◆ WHAT TO DO
Using the data beneath, show every line that includes the word "عروض".

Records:
------------------------

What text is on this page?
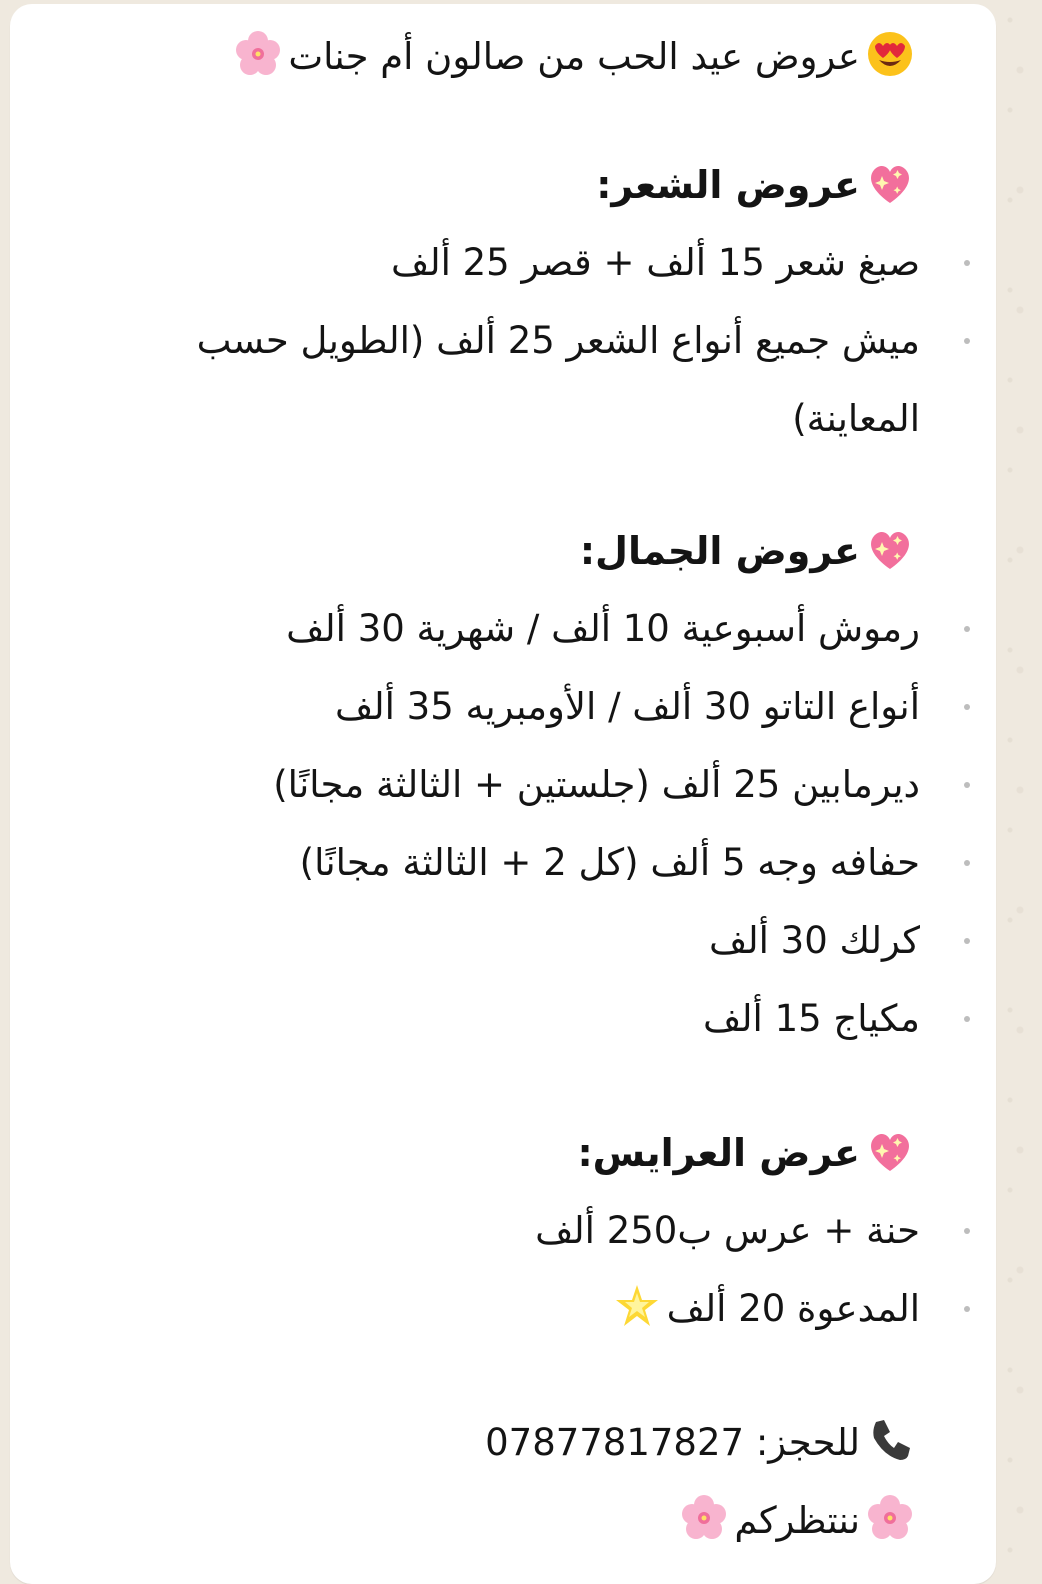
عروض عيد الحب من صالون أم جنات
عروض الشعر:
صبغ شعر 15 ألف + قصر 25 ألف
ميش جميع أنواع الشعر 25 ألف (الطويل حسب المعاينة)
عروض الجمال:
رموش أسبوعية 10 ألف / شهرية 30 ألف
أنواع التاتو 30 ألف / الأومبريه 35 ألف
ديرمابين 25 ألف (جلستين + الثالثة مجانًا)
حفافه وجه 5 ألف (كل 2 + الثالثة مجانًا)
كرلك 30 ألف
مكياج 15 ألف
عرض العرايس:
حنة + عرس ب250 ألف
المدعوة 20 ألف
للحجز: 07877817827
ننتظركم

------------------------

◆ WRITTEN ANSWER
عروض عيد الحب من صالون أم جنات
عروض الشعر:
عروض الجمال:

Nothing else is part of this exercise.